_Trecho da página_
::::::::

O que as empresas brasileiras estão fazendo no Second Life
Por Camila Rodrigues, especial para a PC World
Publicada em 24 de maio de 2007 às 07h00
Atualizada em 24 de maio de 2007 às 10h49
Jacob conta que é “prefeito” de uma das ilhas da IBM, chamada Almaden — o mesmo nome do laboratório de pesquisas da companhia —, ambos dedicados à inovação e ao ensino de alunos para que possam trabalhar em uma economia de serviços.
“Avatares de qualquer lugar do mundo podem freqüentá-la e, com isso, eu aprendo muito. Muitas avatares são jovens estudantes chineses e isso é interessante, porque eles têm valores culturais muito diferentes dos meus” relata o pesquisador.

::::::::

_Material extraído_

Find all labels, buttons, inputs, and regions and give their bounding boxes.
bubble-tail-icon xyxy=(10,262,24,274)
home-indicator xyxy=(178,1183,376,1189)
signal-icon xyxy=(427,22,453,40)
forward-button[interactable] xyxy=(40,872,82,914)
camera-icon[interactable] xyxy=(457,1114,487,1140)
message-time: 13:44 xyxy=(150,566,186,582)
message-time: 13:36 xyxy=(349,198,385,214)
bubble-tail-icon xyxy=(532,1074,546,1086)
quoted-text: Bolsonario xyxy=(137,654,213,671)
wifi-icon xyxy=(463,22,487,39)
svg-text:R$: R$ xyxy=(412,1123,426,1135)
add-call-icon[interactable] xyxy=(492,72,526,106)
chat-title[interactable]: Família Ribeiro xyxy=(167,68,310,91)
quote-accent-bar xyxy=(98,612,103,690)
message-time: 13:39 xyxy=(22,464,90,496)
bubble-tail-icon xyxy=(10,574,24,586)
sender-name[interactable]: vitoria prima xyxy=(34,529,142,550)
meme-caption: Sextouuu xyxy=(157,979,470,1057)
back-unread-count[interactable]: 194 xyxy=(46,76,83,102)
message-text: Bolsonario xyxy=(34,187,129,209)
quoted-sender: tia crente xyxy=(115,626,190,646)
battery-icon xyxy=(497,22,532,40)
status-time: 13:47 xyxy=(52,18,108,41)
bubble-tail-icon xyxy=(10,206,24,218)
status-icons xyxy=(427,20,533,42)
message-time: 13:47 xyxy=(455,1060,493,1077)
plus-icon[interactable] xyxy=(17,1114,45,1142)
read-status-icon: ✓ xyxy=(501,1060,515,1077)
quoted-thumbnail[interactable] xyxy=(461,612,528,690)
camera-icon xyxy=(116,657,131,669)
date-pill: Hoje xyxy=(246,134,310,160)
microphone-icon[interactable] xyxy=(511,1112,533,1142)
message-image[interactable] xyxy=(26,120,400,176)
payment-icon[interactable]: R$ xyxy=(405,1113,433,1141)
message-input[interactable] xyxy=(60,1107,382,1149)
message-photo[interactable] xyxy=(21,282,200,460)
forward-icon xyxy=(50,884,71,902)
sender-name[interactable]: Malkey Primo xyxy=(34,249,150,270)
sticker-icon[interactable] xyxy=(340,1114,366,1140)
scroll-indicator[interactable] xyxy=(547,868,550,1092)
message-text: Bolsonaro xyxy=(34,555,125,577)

::::::::

_Problema a resolver_
Edite o texto sobre as empresas brasileiras no Second Life de "O que as empresas" a "economia de serviços.", trocando "prefeito" por "administrador".

_Resultado_
O que as empresas brasileiras estão fazendo no Second Life
Por Camila Rodrigues, especial para a PC World
Publicada em 24 de maio de 2007 às 07h00
Atualizada em 24 de maio de 2007 às 10h49
Jacob conta que é “administrador” de uma das ilhas da IBM, chamada Almaden — o mesmo nome do laboratório de pesquisas da companhia —, ambos dedicados à inovação e ao ensino de alunos para que possam trabalhar em uma economia de serviços.